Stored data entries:
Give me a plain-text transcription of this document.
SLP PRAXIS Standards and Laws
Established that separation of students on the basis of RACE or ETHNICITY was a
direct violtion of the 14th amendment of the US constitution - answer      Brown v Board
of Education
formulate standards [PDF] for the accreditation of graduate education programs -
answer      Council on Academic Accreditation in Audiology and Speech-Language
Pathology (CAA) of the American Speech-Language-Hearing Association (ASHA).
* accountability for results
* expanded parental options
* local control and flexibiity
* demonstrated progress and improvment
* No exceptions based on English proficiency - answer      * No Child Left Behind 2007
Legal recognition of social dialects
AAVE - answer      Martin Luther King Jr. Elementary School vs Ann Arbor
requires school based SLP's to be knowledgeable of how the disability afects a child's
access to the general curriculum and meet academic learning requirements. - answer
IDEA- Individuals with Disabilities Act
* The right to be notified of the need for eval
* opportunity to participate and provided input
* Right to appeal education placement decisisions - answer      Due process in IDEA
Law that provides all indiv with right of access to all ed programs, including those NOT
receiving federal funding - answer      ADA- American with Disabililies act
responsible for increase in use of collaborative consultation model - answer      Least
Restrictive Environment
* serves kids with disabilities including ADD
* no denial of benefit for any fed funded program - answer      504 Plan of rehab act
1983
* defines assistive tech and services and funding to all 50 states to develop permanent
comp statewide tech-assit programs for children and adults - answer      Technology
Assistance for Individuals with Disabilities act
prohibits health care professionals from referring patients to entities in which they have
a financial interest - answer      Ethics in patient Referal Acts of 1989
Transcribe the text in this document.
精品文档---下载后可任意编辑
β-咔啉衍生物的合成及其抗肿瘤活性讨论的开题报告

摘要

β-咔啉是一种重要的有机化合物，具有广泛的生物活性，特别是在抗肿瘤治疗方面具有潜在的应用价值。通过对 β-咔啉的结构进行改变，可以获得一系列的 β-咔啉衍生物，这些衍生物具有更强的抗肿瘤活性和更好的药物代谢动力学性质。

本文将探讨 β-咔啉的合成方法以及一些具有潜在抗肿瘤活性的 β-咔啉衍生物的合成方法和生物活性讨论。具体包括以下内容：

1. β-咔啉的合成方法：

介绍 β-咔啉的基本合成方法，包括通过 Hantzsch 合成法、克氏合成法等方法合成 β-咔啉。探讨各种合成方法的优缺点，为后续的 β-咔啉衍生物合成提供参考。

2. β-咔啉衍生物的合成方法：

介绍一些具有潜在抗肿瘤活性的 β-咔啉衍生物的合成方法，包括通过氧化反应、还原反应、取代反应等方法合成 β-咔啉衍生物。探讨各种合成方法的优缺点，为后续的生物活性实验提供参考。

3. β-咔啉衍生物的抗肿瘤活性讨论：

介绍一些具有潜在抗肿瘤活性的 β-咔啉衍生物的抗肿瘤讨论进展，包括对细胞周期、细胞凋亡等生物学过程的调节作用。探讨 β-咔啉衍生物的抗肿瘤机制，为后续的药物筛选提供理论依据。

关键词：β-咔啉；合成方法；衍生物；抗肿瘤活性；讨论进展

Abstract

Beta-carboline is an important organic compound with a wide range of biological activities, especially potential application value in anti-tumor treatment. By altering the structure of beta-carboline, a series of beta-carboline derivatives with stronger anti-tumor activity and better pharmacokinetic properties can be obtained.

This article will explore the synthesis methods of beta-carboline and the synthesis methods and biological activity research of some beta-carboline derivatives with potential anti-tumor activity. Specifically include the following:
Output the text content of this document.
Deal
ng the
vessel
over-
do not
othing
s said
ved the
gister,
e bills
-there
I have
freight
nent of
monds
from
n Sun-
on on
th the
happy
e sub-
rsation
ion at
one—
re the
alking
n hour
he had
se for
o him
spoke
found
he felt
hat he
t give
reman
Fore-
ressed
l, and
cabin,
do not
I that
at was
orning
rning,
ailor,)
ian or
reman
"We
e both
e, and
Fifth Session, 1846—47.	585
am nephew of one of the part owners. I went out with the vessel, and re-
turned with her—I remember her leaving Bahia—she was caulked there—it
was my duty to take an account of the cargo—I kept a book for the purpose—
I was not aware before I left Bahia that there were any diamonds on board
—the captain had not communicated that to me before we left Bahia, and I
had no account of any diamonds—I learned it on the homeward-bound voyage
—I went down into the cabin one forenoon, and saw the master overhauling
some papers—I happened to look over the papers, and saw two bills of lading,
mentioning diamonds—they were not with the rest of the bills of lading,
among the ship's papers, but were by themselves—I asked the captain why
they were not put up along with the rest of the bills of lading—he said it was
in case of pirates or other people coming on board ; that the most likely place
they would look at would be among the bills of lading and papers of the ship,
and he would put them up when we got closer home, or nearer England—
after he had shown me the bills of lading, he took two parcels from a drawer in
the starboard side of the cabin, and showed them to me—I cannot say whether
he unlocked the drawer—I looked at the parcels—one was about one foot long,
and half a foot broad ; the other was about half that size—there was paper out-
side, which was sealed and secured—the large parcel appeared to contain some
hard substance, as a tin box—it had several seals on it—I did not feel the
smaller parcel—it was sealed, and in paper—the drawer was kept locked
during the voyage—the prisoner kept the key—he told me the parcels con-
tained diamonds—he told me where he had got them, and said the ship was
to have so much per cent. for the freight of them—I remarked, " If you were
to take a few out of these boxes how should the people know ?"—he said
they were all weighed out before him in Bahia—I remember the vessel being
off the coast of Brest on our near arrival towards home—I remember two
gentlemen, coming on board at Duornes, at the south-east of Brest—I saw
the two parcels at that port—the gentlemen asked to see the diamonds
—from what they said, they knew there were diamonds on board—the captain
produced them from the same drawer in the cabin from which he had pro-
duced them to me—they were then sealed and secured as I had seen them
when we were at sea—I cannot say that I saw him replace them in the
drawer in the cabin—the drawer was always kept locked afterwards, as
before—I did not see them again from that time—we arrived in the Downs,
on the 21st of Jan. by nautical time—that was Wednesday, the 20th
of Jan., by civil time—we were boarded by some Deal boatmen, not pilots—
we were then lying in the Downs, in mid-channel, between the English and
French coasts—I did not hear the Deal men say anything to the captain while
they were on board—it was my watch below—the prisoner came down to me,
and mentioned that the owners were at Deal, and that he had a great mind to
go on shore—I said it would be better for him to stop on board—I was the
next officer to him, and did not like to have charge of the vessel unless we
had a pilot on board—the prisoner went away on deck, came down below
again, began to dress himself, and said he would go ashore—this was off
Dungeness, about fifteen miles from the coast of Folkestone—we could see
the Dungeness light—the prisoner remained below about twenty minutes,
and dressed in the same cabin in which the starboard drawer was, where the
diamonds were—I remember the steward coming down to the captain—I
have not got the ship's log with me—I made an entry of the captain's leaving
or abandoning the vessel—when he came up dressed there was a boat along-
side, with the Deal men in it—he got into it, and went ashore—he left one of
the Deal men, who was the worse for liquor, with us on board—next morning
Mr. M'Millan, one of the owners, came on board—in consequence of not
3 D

• About this task:
Copy each line of the data exactly, please.

• Reply:
Give me a plain-text transcription of this document.
SLP PRAXIS Standards and Laws
Established that separation of students on the basis of RACE or ETHNICITY was a
direct violtion of the 14th amendment of the US constitution - answer      Brown v Board
of Education
formulate standards [PDF] for the accreditation of graduate education programs -
answer      Council on Academic Accreditation in Audiology and Speech-Language
Pathology (CAA) of the American Speech-Language-Hearing Association (ASHA).
* accountability for results
* expanded parental options
* local control and flexibiity
* demonstrated progress and improvment
* No exceptions based on English proficiency - answer      * No Child Left Behind 2007
Legal recognition of social dialects
AAVE - answer      Martin Luther King Jr. Elementary School vs Ann Arbor
requires school based SLP's to be knowledgeable of how the disability afects a child's
access to the general curriculum and meet academic learning requirements. - answer
IDEA- Individuals with Disabilities Act
* The right to be notified of the need for eval
* opportunity to participate and provided input
* Right to appeal education placement decisisions - answer      Due process in IDEA
Law that provides all indiv with right of access to all ed programs, including those NOT
receiving federal funding - answer      ADA- American with Disabililies act
responsible for increase in use of collaborative consultation model - answer      Least
Restrictive Environment
* serves kids with disabilities including ADD
* no denial of benefit for any fed funded program - answer      504 Plan of rehab act
1983
* defines assistive tech and services and funding to all 50 states to develop permanent
comp statewide tech-assit programs for children and adults - answer      Technology
Assistance for Individuals with Disabilities act
prohibits health care professionals from referring patients to entities in which they have
a financial interest - answer      Ethics in patient Referal Acts of 1989
Transcribe the text in this document.
精品文档---下载后可任意编辑
β-咔啉衍生物的合成及其抗肿瘤活性讨论的开题报告

摘要

β-咔啉是一种重要的有机化合物，具有广泛的生物活性，特别是在抗肿瘤治疗方面具有潜在的应用价值。通过对 β-咔啉的结构进行改变，可以获得一系列的 β-咔啉衍生物，这些衍生物具有更强的抗肿瘤活性和更好的药物代谢动力学性质。

本文将探讨 β-咔啉的合成方法以及一些具有潜在抗肿瘤活性的 β-咔啉衍生物的合成方法和生物活性讨论。具体包括以下内容：

1. β-咔啉的合成方法：

介绍 β-咔啉的基本合成方法，包括通过 Hantzsch 合成法、克氏合成法等方法合成 β-咔啉。探讨各种合成方法的优缺点，为后续的 β-咔啉衍生物合成提供参考。

2. β-咔啉衍生物的合成方法：

介绍一些具有潜在抗肿瘤活性的 β-咔啉衍生物的合成方法，包括通过氧化反应、还原反应、取代反应等方法合成 β-咔啉衍生物。探讨各种合成方法的优缺点，为后续的生物活性实验提供参考。

3. β-咔啉衍生物的抗肿瘤活性讨论：

介绍一些具有潜在抗肿瘤活性的 β-咔啉衍生物的抗肿瘤讨论进展，包括对细胞周期、细胞凋亡等生物学过程的调节作用。探讨 β-咔啉衍生物的抗肿瘤机制，为后续的药物筛选提供理论依据。

关键词：β-咔啉；合成方法；衍生物；抗肿瘤活性；讨论进展

Abstract

Beta-carboline is an important organic compound with a wide range of biological activities, especially potential application value in anti-tumor treatment. By altering the structure of beta-carboline, a series of beta-carboline derivatives with stronger anti-tumor activity and better pharmacokinetic properties can be obtained.

This article will explore the synthesis methods of beta-carboline and the synthesis methods and biological activity research of some beta-carboline derivatives with potential anti-tumor activity. Specifically include the following:
Output the text content of this document.
Deal
ng the
vessel
over-
do not
othing
s said
ved the
gister,
e bills
-there
I have
freight
nent of
monds
from
n Sun-
on on
th the
happy
e sub-
rsation
ion at
one—
re the
alking
n hour
he had
se for
o him
spoke
found
he felt
hat he
t give
reman
Fore-
ressed
l, and
cabin,
do not
I that
at was
orning
rning,
ailor,)
ian or
reman
"We
e both
e, and
Fifth Session, 1846—47.	585
am nephew of one of the part owners. I went out with the vessel, and re-
turned with her—I remember her leaving Bahia—she was caulked there—it
was my duty to take an account of the cargo—I kept a book for the purpose—
I was not aware before I left Bahia that there were any diamonds on board
—the captain had not communicated that to me before we left Bahia, and I
had no account of any diamonds—I learned it on the homeward-bound voyage
—I went down into the cabin one forenoon, and saw the master overhauling
some papers—I happened to look over the papers, and saw two bills of lading,
mentioning diamonds—they were not with the rest of the bills of lading,
among the ship's papers, but were by themselves—I asked the captain why
they were not put up along with the rest of the bills of lading—he said it was
in case of pirates or other people coming on board ; that the most likely place
they would look at would be among the bills of lading and papers of the ship,
and he would put them up when we got closer home, or nearer England—
after he had shown me the bills of lading, he took two parcels from a drawer in
the starboard side of the cabin, and showed them to me—I cannot say whether
he unlocked the drawer—I looked at the parcels—one was about one foot long,
and half a foot broad ; the other was about half that size—there was paper out-
side, which was sealed and secured—the large parcel appeared to contain some
hard substance, as a tin box—it had several seals on it—I did not feel the
smaller parcel—it was sealed, and in paper—the drawer was kept locked
during the voyage—the prisoner kept the key—he told me the parcels con-
tained diamonds—he told me where he had got them, and said the ship was
to have so much per cent. for the freight of them—I remarked, " If you were
to take a few out of these boxes how should the people know ?"—he said
they were all weighed out before him in Bahia—I remember the vessel being
off the coast of Brest on our near arrival towards home—I remember two
gentlemen, coming on board at Duornes, at the south-east of Brest—I saw
the two parcels at that port—the gentlemen asked to see the diamonds
—from what they said, they knew there were diamonds on board—the captain
produced them from the same drawer in the cabin from which he had pro-
duced them to me—they were then sealed and secured as I had seen them
when we were at sea—I cannot say that I saw him replace them in the
drawer in the cabin—the drawer was always kept locked afterwards, as
before—I did not see them again from that time—we arrived in the Downs,
on the 21st of Jan. by nautical time—that was Wednesday, the 20th
of Jan., by civil time—we were boarded by some Deal boatmen, not pilots—
we were then lying in the Downs, in mid-channel, between the English and
French coasts—I did not hear the Deal men say anything to the captain while
they were on board—it was my watch below—the prisoner came down to me,
and mentioned that the owners were at Deal, and that he had a great mind to
go on shore—I said it would be better for him to stop on board—I was the
next officer to him, and did not like to have charge of the vessel unless we
had a pilot on board—the prisoner went away on deck, came down below
again, began to dress himself, and said he would go ashore—this was off
Dungeness, about fifteen miles from the coast of Folkestone—we could see
the Dungeness light—the prisoner remained below about twenty minutes,
and dressed in the same cabin in which the starboard drawer was, where the
diamonds were—I remember the steward coming down to the captain—I
have not got the ship's log with me—I made an entry of the captain's leaving
or abandoning the vessel—when he came up dressed there was a boat along-
side, with the Deal men in it—he got into it, and went ashore—he left one of
the Deal men, who was the worse for liquor, with us on board—next morning
Mr. M'Millan, one of the owners, came on board—in consequence of not
3 D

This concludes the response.